* **Description of the task**: Reproduce all entries precisely, down to the last character.

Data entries
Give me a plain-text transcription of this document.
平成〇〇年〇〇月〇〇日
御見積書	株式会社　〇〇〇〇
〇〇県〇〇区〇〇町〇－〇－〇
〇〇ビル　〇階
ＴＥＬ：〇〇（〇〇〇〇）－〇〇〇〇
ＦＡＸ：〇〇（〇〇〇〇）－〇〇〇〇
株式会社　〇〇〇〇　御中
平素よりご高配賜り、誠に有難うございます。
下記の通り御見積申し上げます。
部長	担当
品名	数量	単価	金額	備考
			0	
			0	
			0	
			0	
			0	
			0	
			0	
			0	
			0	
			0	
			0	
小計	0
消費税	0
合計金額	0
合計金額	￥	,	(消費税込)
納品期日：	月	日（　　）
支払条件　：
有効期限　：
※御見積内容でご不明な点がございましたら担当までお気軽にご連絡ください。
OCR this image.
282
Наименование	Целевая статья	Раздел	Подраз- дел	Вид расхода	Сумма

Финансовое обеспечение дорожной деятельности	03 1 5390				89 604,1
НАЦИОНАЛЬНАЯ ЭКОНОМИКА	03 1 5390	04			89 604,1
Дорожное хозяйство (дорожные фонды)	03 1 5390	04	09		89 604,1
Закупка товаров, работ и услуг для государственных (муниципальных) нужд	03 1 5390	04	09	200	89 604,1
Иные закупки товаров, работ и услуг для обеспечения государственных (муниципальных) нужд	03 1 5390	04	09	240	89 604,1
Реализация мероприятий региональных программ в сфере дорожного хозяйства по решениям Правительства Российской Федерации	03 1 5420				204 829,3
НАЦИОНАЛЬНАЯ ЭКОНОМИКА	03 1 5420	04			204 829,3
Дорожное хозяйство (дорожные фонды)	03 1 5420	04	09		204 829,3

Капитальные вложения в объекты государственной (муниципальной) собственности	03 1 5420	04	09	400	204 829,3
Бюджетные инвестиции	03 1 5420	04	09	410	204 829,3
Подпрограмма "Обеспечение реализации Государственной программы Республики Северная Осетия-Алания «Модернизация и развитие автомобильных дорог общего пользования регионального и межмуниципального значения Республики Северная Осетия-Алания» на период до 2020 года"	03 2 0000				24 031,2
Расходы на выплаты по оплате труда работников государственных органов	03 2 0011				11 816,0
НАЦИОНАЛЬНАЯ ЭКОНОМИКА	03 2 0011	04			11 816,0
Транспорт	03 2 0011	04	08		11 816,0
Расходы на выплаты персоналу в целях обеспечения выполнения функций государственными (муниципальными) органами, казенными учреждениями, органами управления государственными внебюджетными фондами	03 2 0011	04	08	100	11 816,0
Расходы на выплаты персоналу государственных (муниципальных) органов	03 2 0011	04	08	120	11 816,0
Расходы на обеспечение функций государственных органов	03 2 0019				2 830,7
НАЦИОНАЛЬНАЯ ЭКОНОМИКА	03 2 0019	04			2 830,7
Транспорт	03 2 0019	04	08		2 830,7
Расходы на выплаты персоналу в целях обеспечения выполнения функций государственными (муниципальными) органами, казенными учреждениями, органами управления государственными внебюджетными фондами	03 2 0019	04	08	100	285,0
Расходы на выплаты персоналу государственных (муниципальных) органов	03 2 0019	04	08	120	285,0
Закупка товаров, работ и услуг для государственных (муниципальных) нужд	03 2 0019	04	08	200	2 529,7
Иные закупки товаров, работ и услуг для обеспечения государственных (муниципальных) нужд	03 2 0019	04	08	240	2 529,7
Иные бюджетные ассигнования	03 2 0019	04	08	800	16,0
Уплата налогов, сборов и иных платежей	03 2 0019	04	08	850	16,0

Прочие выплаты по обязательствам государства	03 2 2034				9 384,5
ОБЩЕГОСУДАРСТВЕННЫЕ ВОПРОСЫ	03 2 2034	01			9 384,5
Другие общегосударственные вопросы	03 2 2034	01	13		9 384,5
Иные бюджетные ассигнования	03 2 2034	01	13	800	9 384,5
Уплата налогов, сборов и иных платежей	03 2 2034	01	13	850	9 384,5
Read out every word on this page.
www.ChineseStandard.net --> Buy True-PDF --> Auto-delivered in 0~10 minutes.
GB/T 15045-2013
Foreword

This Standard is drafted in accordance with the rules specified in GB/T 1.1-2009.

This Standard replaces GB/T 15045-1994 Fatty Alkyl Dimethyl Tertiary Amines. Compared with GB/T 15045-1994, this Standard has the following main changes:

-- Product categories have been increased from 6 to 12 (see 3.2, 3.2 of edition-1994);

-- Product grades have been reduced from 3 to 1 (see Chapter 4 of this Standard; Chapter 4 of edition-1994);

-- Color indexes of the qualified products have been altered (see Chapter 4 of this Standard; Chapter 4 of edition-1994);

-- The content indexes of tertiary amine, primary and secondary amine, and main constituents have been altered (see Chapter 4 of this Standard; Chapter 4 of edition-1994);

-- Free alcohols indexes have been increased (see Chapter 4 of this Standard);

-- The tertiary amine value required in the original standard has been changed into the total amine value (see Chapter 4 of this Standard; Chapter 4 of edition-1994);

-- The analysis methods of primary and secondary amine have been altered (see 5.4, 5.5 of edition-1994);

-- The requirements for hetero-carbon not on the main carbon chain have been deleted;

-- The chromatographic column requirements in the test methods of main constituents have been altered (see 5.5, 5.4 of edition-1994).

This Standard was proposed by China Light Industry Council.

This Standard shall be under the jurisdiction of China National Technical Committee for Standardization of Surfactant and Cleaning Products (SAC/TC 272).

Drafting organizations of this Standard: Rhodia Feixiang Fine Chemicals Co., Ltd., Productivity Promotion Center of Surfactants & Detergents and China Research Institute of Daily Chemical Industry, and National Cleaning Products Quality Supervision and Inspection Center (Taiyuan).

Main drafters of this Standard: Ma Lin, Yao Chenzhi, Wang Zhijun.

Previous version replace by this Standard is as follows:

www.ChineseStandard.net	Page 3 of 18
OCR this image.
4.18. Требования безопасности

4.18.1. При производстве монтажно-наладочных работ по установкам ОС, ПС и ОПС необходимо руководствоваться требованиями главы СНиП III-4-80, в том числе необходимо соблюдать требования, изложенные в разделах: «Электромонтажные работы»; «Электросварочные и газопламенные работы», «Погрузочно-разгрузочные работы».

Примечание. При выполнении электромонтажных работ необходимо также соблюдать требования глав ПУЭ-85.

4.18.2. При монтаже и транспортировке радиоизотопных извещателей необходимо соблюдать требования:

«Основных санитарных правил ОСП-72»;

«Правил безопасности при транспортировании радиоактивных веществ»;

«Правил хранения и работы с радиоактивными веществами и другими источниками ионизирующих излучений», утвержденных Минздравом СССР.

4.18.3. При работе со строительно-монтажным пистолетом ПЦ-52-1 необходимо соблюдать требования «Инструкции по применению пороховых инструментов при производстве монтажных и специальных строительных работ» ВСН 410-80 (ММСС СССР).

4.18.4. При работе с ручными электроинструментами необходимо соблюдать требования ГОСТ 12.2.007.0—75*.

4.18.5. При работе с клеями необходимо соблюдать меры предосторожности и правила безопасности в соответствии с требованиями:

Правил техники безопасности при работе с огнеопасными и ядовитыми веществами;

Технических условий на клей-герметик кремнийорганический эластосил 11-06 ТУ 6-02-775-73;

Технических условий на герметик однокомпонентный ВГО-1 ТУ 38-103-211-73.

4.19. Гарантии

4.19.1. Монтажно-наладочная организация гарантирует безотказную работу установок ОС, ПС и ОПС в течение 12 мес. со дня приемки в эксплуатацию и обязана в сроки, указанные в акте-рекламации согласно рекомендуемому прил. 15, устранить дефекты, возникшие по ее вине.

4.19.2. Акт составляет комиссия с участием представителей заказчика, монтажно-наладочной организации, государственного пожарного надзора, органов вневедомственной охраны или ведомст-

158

* **Result**:
Give me a plain-text transcription of this document.
平成〇〇年〇〇月〇〇日
御見積書	株式会社　〇〇〇〇
〇〇県〇〇区〇〇町〇－〇－〇
〇〇ビル　〇階
ＴＥＬ：〇〇（〇〇〇〇）－〇〇〇〇
ＦＡＸ：〇〇（〇〇〇〇）－〇〇〇〇
株式会社　〇〇〇〇　御中
平素よりご高配賜り、誠に有難うございます。
下記の通り御見積申し上げます。
部長	担当
品名	数量	単価	金額	備考
			0	
			0	
			0	
			0	
			0	
			0	
			0	
			0	
			0	
			0	
			0	
小計	0
消費税	0
合計金額	0
合計金額	￥	,	(消費税込)
納品期日：	月	日（　　）
支払条件　：
有効期限　：
※御見積内容でご不明な点がございましたら担当までお気軽にご連絡ください。
OCR this image.
282
Наименование	Целевая статья	Раздел	Подраз- дел	Вид расхода	Сумма

Финансовое обеспечение дорожной деятельности	03 1 5390				89 604,1
НАЦИОНАЛЬНАЯ ЭКОНОМИКА	03 1 5390	04			89 604,1
Дорожное хозяйство (дорожные фонды)	03 1 5390	04	09		89 604,1
Закупка товаров, работ и услуг для государственных (муниципальных) нужд	03 1 5390	04	09	200	89 604,1
Иные закупки товаров, работ и услуг для обеспечения государственных (муниципальных) нужд	03 1 5390	04	09	240	89 604,1
Реализация мероприятий региональных программ в сфере дорожного хозяйства по решениям Правительства Российской Федерации	03 1 5420				204 829,3
НАЦИОНАЛЬНАЯ ЭКОНОМИКА	03 1 5420	04			204 829,3
Дорожное хозяйство (дорожные фонды)	03 1 5420	04	09		204 829,3

Капитальные вложения в объекты государственной (муниципальной) собственности	03 1 5420	04	09	400	204 829,3
Бюджетные инвестиции	03 1 5420	04	09	410	204 829,3
Подпрограмма "Обеспечение реализации Государственной программы Республики Северная Осетия-Алания «Модернизация и развитие автомобильных дорог общего пользования регионального и межмуниципального значения Республики Северная Осетия-Алания» на период до 2020 года"	03 2 0000				24 031,2
Расходы на выплаты по оплате труда работников государственных органов	03 2 0011				11 816,0
НАЦИОНАЛЬНАЯ ЭКОНОМИКА	03 2 0011	04			11 816,0
Транспорт	03 2 0011	04	08		11 816,0
Расходы на выплаты персоналу в целях обеспечения выполнения функций государственными (муниципальными) органами, казенными учреждениями, органами управления государственными внебюджетными фондами	03 2 0011	04	08	100	11 816,0
Расходы на выплаты персоналу государственных (муниципальных) органов	03 2 0011	04	08	120	11 816,0
Расходы на обеспечение функций государственных органов	03 2 0019				2 830,7
НАЦИОНАЛЬНАЯ ЭКОНОМИКА	03 2 0019	04			2 830,7
Транспорт	03 2 0019	04	08		2 830,7
Расходы на выплаты персоналу в целях обеспечения выполнения функций государственными (муниципальными) органами, казенными учреждениями, органами управления государственными внебюджетными фондами	03 2 0019	04	08	100	285,0
Расходы на выплаты персоналу государственных (муниципальных) органов	03 2 0019	04	08	120	285,0
Закупка товаров, работ и услуг для государственных (муниципальных) нужд	03 2 0019	04	08	200	2 529,7
Иные закупки товаров, работ и услуг для обеспечения государственных (муниципальных) нужд	03 2 0019	04	08	240	2 529,7
Иные бюджетные ассигнования	03 2 0019	04	08	800	16,0
Уплата налогов, сборов и иных платежей	03 2 0019	04	08	850	16,0

Прочие выплаты по обязательствам государства	03 2 2034				9 384,5
ОБЩЕГОСУДАРСТВЕННЫЕ ВОПРОСЫ	03 2 2034	01			9 384,5
Другие общегосударственные вопросы	03 2 2034	01	13		9 384,5
Иные бюджетные ассигнования	03 2 2034	01	13	800	9 384,5
Уплата налогов, сборов и иных платежей	03 2 2034	01	13	850	9 384,5
Read out every word on this page.
www.ChineseStandard.net --> Buy True-PDF --> Auto-delivered in 0~10 minutes.
GB/T 15045-2013
Foreword

This Standard is drafted in accordance with the rules specified in GB/T 1.1-2009.

This Standard replaces GB/T 15045-1994 Fatty Alkyl Dimethyl Tertiary Amines. Compared with GB/T 15045-1994, this Standard has the following main changes:

-- Product categories have been increased from 6 to 12 (see 3.2, 3.2 of edition-1994);

-- Product grades have been reduced from 3 to 1 (see Chapter 4 of this Standard; Chapter 4 of edition-1994);

-- Color indexes of the qualified products have been altered (see Chapter 4 of this Standard; Chapter 4 of edition-1994);

-- The content indexes of tertiary amine, primary and secondary amine, and main constituents have been altered (see Chapter 4 of this Standard; Chapter 4 of edition-1994);

-- Free alcohols indexes have been increased (see Chapter 4 of this Standard);

-- The tertiary amine value required in the original standard has been changed into the total amine value (see Chapter 4 of this Standard; Chapter 4 of edition-1994);

-- The analysis methods of primary and secondary amine have been altered (see 5.4, 5.5 of edition-1994);

-- The requirements for hetero-carbon not on the main carbon chain have been deleted;

-- The chromatographic column requirements in the test methods of main constituents have been altered (see 5.5, 5.4 of edition-1994).

This Standard was proposed by China Light Industry Council.

This Standard shall be under the jurisdiction of China National Technical Committee for Standardization of Surfactant and Cleaning Products (SAC/TC 272).

Drafting organizations of this Standard: Rhodia Feixiang Fine Chemicals Co., Ltd., Productivity Promotion Center of Surfactants & Detergents and China Research Institute of Daily Chemical Industry, and National Cleaning Products Quality Supervision and Inspection Center (Taiyuan).

Main drafters of this Standard: Ma Lin, Yao Chenzhi, Wang Zhijun.

Previous version replace by this Standard is as follows:

www.ChineseStandard.net	Page 3 of 18
OCR this image.
4.18. Требования безопасности

4.18.1. При производстве монтажно-наладочных работ по установкам ОС, ПС и ОПС необходимо руководствоваться требованиями главы СНиП III-4-80, в том числе необходимо соблюдать требования, изложенные в разделах: «Электромонтажные работы»; «Электросварочные и газопламенные работы», «Погрузочно-разгрузочные работы».

Примечание. При выполнении электромонтажных работ необходимо также соблюдать требования глав ПУЭ-85.

4.18.2. При монтаже и транспортировке радиоизотопных извещателей необходимо соблюдать требования:

«Основных санитарных правил ОСП-72»;

«Правил безопасности при транспортировании радиоактивных веществ»;

«Правил хранения и работы с радиоактивными веществами и другими источниками ионизирующих излучений», утвержденных Минздравом СССР.

4.18.3. При работе со строительно-монтажным пистолетом ПЦ-52-1 необходимо соблюдать требования «Инструкции по применению пороховых инструментов при производстве монтажных и специальных строительных работ» ВСН 410-80 (ММСС СССР).

4.18.4. При работе с ручными электроинструментами необходимо соблюдать требования ГОСТ 12.2.007.0—75*.

4.18.5. При работе с клеями необходимо соблюдать меры предосторожности и правила безопасности в соответствии с требованиями:

Правил техники безопасности при работе с огнеопасными и ядовитыми веществами;

Технических условий на клей-герметик кремнийорганический эластосил 11-06 ТУ 6-02-775-73;

Технических условий на герметик однокомпонентный ВГО-1 ТУ 38-103-211-73.

4.19. Гарантии

4.19.1. Монтажно-наладочная организация гарантирует безотказную работу установок ОС, ПС и ОПС в течение 12 мес. со дня приемки в эксплуатацию и обязана в сроки, указанные в акте-рекламации согласно рекомендуемому прил. 15, устранить дефекты, возникшие по ее вине.

4.19.2. Акт составляет комиссия с участием представителей заказчика, монтажно-наладочной организации, государственного пожарного надзора, органов вневедомственной охраны или ведомст-

158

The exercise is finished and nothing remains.